--- BEGIN SUPPLIED ENTRIES ---

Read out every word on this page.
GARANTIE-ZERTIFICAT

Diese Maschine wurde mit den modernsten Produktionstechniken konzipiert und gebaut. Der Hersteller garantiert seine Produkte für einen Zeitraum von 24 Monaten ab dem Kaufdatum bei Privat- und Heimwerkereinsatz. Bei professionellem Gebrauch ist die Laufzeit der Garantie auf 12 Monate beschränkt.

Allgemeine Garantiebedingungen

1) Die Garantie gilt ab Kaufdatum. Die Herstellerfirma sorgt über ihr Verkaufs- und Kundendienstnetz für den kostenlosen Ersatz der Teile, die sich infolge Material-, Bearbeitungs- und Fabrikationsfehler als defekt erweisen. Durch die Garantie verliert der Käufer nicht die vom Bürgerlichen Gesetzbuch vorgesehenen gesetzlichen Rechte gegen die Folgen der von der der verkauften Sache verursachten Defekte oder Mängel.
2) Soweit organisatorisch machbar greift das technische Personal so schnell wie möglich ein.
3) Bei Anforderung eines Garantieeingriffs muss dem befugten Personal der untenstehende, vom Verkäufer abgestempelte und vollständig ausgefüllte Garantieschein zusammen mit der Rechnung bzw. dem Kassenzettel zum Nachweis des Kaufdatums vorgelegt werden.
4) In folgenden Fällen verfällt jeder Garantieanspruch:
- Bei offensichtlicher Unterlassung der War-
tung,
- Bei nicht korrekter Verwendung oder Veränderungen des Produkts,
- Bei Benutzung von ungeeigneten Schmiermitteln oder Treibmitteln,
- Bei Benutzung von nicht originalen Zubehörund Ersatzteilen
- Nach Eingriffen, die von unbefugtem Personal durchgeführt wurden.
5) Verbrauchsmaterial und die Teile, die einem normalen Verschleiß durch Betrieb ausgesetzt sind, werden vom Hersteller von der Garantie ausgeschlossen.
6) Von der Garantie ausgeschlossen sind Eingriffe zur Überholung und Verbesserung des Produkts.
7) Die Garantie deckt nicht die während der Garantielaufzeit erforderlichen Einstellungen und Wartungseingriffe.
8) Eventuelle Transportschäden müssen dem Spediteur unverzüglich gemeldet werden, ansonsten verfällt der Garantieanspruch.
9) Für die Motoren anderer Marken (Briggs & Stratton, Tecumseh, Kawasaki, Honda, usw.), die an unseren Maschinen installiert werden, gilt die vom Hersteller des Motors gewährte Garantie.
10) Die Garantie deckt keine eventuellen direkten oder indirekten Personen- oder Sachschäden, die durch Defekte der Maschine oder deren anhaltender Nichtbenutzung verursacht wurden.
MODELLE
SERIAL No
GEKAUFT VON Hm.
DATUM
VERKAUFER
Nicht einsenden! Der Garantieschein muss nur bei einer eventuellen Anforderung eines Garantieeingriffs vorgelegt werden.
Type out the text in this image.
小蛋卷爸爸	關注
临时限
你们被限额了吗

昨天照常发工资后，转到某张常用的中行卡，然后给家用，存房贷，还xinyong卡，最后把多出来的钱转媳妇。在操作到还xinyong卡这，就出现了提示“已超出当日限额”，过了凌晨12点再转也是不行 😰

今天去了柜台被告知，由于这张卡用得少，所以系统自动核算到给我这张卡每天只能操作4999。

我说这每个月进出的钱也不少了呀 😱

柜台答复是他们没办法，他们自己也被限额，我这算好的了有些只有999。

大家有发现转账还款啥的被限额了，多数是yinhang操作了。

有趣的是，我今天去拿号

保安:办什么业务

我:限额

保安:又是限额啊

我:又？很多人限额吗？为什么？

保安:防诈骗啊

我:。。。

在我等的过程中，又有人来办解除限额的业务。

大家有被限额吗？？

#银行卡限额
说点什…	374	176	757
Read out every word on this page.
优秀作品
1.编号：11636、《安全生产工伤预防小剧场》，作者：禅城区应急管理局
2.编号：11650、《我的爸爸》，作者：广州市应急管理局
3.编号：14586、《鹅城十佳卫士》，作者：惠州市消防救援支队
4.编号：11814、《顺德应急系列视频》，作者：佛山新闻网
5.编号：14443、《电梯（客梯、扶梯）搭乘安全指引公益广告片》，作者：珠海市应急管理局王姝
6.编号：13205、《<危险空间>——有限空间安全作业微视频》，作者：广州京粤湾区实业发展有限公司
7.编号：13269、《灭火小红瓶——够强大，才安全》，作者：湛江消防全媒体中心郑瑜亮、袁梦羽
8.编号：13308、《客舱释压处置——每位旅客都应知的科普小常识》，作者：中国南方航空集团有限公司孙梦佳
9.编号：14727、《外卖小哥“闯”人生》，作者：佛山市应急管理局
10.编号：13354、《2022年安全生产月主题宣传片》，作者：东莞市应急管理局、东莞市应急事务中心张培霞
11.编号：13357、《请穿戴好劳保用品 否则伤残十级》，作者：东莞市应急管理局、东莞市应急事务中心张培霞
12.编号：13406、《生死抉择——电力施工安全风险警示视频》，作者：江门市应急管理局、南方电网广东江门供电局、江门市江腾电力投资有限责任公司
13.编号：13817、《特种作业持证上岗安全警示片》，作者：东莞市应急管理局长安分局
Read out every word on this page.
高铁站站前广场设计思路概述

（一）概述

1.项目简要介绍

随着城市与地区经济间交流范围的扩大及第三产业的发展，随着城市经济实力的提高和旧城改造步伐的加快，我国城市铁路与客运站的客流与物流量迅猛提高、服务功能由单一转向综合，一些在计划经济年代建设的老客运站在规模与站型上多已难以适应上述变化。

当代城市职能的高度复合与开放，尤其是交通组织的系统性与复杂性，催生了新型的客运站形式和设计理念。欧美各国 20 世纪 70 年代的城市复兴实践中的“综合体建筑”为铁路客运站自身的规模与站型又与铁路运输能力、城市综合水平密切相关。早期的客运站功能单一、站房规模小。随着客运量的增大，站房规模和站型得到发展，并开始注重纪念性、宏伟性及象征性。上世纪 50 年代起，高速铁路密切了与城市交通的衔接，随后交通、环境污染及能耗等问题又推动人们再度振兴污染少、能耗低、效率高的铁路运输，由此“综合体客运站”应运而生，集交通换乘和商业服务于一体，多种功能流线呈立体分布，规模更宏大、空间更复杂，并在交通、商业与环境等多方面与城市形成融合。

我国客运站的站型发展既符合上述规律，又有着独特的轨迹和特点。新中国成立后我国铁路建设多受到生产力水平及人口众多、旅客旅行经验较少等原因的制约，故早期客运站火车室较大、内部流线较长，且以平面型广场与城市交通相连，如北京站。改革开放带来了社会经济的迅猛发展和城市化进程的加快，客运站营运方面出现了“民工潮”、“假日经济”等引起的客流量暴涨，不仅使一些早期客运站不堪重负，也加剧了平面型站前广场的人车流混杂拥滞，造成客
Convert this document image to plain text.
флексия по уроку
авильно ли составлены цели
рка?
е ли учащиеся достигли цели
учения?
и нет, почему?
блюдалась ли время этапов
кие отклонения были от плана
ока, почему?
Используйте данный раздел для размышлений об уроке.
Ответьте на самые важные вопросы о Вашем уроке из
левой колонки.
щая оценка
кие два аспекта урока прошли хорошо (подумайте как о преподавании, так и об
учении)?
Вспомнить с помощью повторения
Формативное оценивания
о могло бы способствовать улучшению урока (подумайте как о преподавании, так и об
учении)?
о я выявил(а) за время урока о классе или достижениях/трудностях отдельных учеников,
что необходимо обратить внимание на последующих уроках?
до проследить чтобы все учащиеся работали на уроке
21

--- END SUPPLIED ENTRIES ---

### STATED PROBLEM
Repeat the data in its entirety, character for character.

### SOLVED EXERCISE
Read out every word on this page.
GARANTIE-ZERTIFICAT

Diese Maschine wurde mit den modernsten Produktionstechniken konzipiert und gebaut. Der Hersteller garantiert seine Produkte für einen Zeitraum von 24 Monaten ab dem Kaufdatum bei Privat- und Heimwerkereinsatz. Bei professionellem Gebrauch ist die Laufzeit der Garantie auf 12 Monate beschränkt.

Allgemeine Garantiebedingungen

1) Die Garantie gilt ab Kaufdatum. Die Herstellerfirma sorgt über ihr Verkaufs- und Kundendienstnetz für den kostenlosen Ersatz der Teile, die sich infolge Material-, Bearbeitungs- und Fabrikationsfehler als defekt erweisen. Durch die Garantie verliert der Käufer nicht die vom Bürgerlichen Gesetzbuch vorgesehenen gesetzlichen Rechte gegen die Folgen der von der der verkauften Sache verursachten Defekte oder Mängel.
2) Soweit organisatorisch machbar greift das technische Personal so schnell wie möglich ein.
3) Bei Anforderung eines Garantieeingriffs muss dem befugten Personal der untenstehende, vom Verkäufer abgestempelte und vollständig ausgefüllte Garantieschein zusammen mit der Rechnung bzw. dem Kassenzettel zum Nachweis des Kaufdatums vorgelegt werden.
4) In folgenden Fällen verfällt jeder Garantieanspruch:
- Bei offensichtlicher Unterlassung der War-
tung,
- Bei nicht korrekter Verwendung oder Veränderungen des Produkts,
- Bei Benutzung von ungeeigneten Schmiermitteln oder Treibmitteln,
- Bei Benutzung von nicht originalen Zubehörund Ersatzteilen
- Nach Eingriffen, die von unbefugtem Personal durchgeführt wurden.
5) Verbrauchsmaterial und die Teile, die einem normalen Verschleiß durch Betrieb ausgesetzt sind, werden vom Hersteller von der Garantie ausgeschlossen.
6) Von der Garantie ausgeschlossen sind Eingriffe zur Überholung und Verbesserung des Produkts.
7) Die Garantie deckt nicht die während der Garantielaufzeit erforderlichen Einstellungen und Wartungseingriffe.
8) Eventuelle Transportschäden müssen dem Spediteur unverzüglich gemeldet werden, ansonsten verfällt der Garantieanspruch.
9) Für die Motoren anderer Marken (Briggs & Stratton, Tecumseh, Kawasaki, Honda, usw.), die an unseren Maschinen installiert werden, gilt die vom Hersteller des Motors gewährte Garantie.
10) Die Garantie deckt keine eventuellen direkten oder indirekten Personen- oder Sachschäden, die durch Defekte der Maschine oder deren anhaltender Nichtbenutzung verursacht wurden.
MODELLE
SERIAL No
GEKAUFT VON Hm.
DATUM
VERKAUFER
Nicht einsenden! Der Garantieschein muss nur bei einer eventuellen Anforderung eines Garantieeingriffs vorgelegt werden.
Type out the text in this image.
小蛋卷爸爸	關注
临时限
你们被限额了吗

昨天照常发工资后，转到某张常用的中行卡，然后给家用，存房贷，还xinyong卡，最后把多出来的钱转媳妇。在操作到还xinyong卡这，就出现了提示“已超出当日限额”，过了凌晨12点再转也是不行 😰

今天去了柜台被告知，由于这张卡用得少，所以系统自动核算到给我这张卡每天只能操作4999。

我说这每个月进出的钱也不少了呀 😱

柜台答复是他们没办法，他们自己也被限额，我这算好的了有些只有999。

大家有发现转账还款啥的被限额了，多数是yinhang操作了。

有趣的是，我今天去拿号

保安:办什么业务

我:限额

保安:又是限额啊

我:又？很多人限额吗？为什么？

保安:防诈骗啊

我:。。。

在我等的过程中，又有人来办解除限额的业务。

大家有被限额吗？？

#银行卡限额
说点什…	374	176	757
Read out every word on this page.
优秀作品
1.编号：11636、《安全生产工伤预防小剧场》，作者：禅城区应急管理局
2.编号：11650、《我的爸爸》，作者：广州市应急管理局
3.编号：14586、《鹅城十佳卫士》，作者：惠州市消防救援支队
4.编号：11814、《顺德应急系列视频》，作者：佛山新闻网
5.编号：14443、《电梯（客梯、扶梯）搭乘安全指引公益广告片》，作者：珠海市应急管理局王姝
6.编号：13205、《<危险空间>——有限空间安全作业微视频》，作者：广州京粤湾区实业发展有限公司
7.编号：13269、《灭火小红瓶——够强大，才安全》，作者：湛江消防全媒体中心郑瑜亮、袁梦羽
8.编号：13308、《客舱释压处置——每位旅客都应知的科普小常识》，作者：中国南方航空集团有限公司孙梦佳
9.编号：14727、《外卖小哥“闯”人生》，作者：佛山市应急管理局
10.编号：13354、《2022年安全生产月主题宣传片》，作者：东莞市应急管理局、东莞市应急事务中心张培霞
11.编号：13357、《请穿戴好劳保用品 否则伤残十级》，作者：东莞市应急管理局、东莞市应急事务中心张培霞
12.编号：13406、《生死抉择——电力施工安全风险警示视频》，作者：江门市应急管理局、南方电网广东江门供电局、江门市江腾电力投资有限责任公司
13.编号：13817、《特种作业持证上岗安全警示片》，作者：东莞市应急管理局长安分局
Read out every word on this page.
高铁站站前广场设计思路概述

（一）概述

1.项目简要介绍

随着城市与地区经济间交流范围的扩大及第三产业的发展，随着城市经济实力的提高和旧城改造步伐的加快，我国城市铁路与客运站的客流与物流量迅猛提高、服务功能由单一转向综合，一些在计划经济年代建设的老客运站在规模与站型上多已难以适应上述变化。

当代城市职能的高度复合与开放，尤其是交通组织的系统性与复杂性，催生了新型的客运站形式和设计理念。欧美各国 20 世纪 70 年代的城市复兴实践中的“综合体建筑”为铁路客运站自身的规模与站型又与铁路运输能力、城市综合水平密切相关。早期的客运站功能单一、站房规模小。随着客运量的增大，站房规模和站型得到发展，并开始注重纪念性、宏伟性及象征性。上世纪 50 年代起，高速铁路密切了与城市交通的衔接，随后交通、环境污染及能耗等问题又推动人们再度振兴污染少、能耗低、效率高的铁路运输，由此“综合体客运站”应运而生，集交通换乘和商业服务于一体，多种功能流线呈立体分布，规模更宏大、空间更复杂，并在交通、商业与环境等多方面与城市形成融合。

我国客运站的站型发展既符合上述规律，又有着独特的轨迹和特点。新中国成立后我国铁路建设多受到生产力水平及人口众多、旅客旅行经验较少等原因的制约，故早期客运站火车室较大、内部流线较长，且以平面型广场与城市交通相连，如北京站。改革开放带来了社会经济的迅猛发展和城市化进程的加快，客运站营运方面出现了“民工潮”、“假日经济”等引起的客流量暴涨，不仅使一些早期客运站不堪重负，也加剧了平面型站前广场的人车流混杂拥滞，造成客
Convert this document image to plain text.
флексия по уроку
авильно ли составлены цели
рка?
е ли учащиеся достигли цели
учения?
и нет, почему?
блюдалась ли время этапов
кие отклонения были от плана
ока, почему?
Используйте данный раздел для размышлений об уроке.
Ответьте на самые важные вопросы о Вашем уроке из
левой колонки.
щая оценка
кие два аспекта урока прошли хорошо (подумайте как о преподавании, так и об
учении)?
Вспомнить с помощью повторения
Формативное оценивания
о могло бы способствовать улучшению урока (подумайте как о преподавании, так и об
учении)?
о я выявил(а) за время урока о классе или достижениях/трудностях отдельных учеников,
что необходимо обратить внимание на последующих уроках?
до проследить чтобы все учащиеся работали на уроке
21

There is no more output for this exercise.